▶ Problem description: Sort through the entries below and pull out lines containing the word "page".

Saved entries
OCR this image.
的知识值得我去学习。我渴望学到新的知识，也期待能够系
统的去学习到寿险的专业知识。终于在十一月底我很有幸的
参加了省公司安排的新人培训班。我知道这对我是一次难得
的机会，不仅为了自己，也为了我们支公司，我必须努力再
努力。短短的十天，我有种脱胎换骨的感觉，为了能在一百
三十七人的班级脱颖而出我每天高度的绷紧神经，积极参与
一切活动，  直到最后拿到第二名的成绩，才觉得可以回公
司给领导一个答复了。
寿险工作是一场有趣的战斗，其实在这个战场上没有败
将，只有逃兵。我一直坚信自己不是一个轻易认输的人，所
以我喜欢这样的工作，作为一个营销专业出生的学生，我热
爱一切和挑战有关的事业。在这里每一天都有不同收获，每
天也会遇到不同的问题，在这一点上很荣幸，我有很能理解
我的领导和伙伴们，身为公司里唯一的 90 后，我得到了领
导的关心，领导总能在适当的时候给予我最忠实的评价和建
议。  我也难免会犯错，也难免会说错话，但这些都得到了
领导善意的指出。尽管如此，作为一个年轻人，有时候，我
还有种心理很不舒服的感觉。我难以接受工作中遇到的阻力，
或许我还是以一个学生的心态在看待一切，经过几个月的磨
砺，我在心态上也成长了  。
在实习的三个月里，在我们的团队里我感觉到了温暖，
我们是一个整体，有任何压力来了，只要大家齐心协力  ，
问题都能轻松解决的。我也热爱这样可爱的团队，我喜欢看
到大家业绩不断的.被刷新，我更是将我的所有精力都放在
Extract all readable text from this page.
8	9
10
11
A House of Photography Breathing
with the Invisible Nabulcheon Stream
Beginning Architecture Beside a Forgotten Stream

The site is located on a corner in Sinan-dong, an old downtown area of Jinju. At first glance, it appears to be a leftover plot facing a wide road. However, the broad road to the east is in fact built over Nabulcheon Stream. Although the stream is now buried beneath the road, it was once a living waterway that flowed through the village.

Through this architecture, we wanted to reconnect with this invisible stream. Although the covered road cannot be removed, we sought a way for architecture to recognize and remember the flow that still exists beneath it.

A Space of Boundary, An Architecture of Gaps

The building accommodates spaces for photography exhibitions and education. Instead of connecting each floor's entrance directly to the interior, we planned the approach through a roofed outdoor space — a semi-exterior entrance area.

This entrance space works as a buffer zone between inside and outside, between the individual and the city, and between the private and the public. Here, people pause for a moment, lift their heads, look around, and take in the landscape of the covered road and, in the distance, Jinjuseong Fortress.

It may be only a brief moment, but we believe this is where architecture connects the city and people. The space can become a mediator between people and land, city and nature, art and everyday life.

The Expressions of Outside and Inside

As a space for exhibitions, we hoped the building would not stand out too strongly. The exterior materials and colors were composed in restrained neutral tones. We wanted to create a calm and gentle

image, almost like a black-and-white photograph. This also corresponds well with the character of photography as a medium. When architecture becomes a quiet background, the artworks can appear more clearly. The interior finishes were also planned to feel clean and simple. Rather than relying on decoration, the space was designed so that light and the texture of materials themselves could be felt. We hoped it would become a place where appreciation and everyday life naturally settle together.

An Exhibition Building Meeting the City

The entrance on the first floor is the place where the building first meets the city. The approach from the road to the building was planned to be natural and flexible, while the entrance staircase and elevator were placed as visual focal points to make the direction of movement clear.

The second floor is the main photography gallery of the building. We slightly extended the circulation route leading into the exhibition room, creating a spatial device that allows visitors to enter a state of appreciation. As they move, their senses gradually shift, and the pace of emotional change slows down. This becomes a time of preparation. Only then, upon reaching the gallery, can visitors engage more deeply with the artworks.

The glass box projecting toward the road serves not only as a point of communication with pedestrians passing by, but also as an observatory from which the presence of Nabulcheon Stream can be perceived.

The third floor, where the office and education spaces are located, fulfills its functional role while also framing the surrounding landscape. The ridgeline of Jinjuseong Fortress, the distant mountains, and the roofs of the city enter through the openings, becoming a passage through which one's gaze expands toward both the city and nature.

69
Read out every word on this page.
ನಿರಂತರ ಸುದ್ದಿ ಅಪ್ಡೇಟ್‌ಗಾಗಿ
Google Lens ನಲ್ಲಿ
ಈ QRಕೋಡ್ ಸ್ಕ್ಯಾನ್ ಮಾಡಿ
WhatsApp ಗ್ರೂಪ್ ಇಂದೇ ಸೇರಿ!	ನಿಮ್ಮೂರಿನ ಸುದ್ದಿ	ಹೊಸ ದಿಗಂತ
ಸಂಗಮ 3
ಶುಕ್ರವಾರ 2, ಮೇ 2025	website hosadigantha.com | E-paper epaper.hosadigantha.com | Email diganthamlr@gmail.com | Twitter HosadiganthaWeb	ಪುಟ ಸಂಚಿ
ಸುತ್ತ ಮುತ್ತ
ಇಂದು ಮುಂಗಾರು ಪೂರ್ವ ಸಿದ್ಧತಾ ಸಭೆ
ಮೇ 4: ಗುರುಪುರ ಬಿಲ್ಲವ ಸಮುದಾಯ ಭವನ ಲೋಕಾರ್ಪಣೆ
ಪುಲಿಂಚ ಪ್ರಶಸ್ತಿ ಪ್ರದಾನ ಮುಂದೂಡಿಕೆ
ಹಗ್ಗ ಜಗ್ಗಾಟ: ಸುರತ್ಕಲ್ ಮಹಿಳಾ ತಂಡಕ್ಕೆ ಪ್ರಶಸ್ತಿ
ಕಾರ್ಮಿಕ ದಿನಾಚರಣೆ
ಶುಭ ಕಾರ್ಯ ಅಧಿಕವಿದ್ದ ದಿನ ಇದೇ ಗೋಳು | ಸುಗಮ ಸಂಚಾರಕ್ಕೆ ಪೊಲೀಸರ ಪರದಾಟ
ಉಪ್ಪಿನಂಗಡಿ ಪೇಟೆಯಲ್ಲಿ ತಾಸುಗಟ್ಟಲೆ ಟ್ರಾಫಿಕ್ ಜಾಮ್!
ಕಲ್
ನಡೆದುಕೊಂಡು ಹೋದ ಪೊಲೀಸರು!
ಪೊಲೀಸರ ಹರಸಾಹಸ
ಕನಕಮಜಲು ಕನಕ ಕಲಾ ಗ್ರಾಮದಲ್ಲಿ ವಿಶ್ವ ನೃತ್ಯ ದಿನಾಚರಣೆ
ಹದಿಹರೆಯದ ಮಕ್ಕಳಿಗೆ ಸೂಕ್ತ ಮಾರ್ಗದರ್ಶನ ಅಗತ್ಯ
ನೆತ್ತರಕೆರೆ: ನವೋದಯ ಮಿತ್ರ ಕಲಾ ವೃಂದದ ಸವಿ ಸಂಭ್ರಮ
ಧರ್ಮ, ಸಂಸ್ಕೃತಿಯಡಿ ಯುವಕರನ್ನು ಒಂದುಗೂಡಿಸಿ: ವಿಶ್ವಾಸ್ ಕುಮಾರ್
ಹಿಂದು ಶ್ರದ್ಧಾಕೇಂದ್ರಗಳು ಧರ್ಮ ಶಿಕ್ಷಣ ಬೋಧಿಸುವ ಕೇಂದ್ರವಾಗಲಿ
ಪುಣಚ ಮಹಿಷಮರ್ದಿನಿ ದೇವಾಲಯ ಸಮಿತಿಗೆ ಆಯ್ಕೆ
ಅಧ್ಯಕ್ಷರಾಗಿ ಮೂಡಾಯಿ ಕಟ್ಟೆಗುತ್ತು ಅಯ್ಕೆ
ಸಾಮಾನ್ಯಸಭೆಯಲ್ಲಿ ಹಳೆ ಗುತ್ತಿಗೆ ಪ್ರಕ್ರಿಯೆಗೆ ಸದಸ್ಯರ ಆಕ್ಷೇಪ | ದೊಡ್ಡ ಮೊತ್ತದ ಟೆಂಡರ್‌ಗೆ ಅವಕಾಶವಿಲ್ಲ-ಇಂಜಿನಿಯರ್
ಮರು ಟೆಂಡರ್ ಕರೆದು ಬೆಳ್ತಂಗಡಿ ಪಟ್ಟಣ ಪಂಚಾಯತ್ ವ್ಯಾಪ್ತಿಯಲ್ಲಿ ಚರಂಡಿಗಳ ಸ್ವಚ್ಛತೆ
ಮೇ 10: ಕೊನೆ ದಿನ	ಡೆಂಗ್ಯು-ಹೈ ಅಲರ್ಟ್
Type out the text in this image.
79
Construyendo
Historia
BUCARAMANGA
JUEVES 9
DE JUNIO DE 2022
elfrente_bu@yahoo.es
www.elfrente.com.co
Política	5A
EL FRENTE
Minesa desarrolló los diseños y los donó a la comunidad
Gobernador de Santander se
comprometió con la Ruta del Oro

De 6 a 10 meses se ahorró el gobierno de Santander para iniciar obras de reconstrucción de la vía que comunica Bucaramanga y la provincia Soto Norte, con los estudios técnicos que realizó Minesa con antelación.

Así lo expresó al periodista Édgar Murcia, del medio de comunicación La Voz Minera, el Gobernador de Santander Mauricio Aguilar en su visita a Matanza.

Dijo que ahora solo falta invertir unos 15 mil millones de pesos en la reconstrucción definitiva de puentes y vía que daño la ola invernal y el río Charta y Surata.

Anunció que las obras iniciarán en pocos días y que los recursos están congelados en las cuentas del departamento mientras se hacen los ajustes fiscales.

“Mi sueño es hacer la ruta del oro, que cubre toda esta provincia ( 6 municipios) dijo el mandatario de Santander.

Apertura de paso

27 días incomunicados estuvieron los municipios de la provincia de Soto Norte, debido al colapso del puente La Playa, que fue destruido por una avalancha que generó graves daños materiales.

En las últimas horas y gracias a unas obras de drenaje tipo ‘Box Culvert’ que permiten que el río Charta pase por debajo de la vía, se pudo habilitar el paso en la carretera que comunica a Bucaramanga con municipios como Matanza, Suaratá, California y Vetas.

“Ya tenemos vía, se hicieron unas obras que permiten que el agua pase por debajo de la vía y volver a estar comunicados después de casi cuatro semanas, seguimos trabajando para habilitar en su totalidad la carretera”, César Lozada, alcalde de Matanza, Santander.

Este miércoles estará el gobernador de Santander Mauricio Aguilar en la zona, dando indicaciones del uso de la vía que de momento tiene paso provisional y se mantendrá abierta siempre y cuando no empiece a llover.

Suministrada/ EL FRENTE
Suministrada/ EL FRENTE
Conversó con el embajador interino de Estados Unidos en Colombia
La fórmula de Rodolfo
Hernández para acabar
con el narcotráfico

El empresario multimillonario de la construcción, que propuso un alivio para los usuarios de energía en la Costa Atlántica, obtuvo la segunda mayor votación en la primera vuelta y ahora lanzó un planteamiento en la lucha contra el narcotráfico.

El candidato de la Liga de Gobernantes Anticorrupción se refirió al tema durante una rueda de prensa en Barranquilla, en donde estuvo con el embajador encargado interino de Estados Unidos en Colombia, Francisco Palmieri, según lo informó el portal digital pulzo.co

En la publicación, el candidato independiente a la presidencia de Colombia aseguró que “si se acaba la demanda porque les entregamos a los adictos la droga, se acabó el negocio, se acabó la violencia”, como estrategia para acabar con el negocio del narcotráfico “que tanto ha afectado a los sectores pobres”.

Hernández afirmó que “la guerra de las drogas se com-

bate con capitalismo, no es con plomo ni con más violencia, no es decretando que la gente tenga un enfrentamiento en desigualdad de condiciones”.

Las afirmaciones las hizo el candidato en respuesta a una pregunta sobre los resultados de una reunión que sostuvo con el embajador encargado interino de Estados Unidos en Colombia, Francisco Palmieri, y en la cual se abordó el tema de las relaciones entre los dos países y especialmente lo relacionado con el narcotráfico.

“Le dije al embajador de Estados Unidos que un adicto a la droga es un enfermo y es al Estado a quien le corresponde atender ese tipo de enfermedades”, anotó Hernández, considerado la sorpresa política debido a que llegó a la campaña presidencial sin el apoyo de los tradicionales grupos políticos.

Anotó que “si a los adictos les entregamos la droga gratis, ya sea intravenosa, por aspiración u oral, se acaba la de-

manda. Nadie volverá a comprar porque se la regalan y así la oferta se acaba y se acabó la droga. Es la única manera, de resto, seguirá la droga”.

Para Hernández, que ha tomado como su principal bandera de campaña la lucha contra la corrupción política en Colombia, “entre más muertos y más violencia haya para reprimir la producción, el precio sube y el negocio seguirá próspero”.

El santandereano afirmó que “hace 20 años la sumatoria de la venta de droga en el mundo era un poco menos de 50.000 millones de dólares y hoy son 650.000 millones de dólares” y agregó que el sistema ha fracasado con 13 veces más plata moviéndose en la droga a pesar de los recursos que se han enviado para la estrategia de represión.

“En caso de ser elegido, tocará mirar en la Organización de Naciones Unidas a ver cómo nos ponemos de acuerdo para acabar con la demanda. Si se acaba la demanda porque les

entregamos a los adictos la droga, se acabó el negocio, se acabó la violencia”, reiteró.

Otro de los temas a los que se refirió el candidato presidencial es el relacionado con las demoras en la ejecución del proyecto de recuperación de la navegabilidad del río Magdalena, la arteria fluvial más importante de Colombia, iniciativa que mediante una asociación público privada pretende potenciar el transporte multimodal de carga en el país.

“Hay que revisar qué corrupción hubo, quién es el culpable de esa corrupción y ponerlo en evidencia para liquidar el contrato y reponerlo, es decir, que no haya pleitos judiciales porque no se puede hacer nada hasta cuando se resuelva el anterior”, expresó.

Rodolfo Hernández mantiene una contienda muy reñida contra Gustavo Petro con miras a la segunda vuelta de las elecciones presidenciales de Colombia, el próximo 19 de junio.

▶ The solution:
Extract all readable text from this page.
Read out every word on this page.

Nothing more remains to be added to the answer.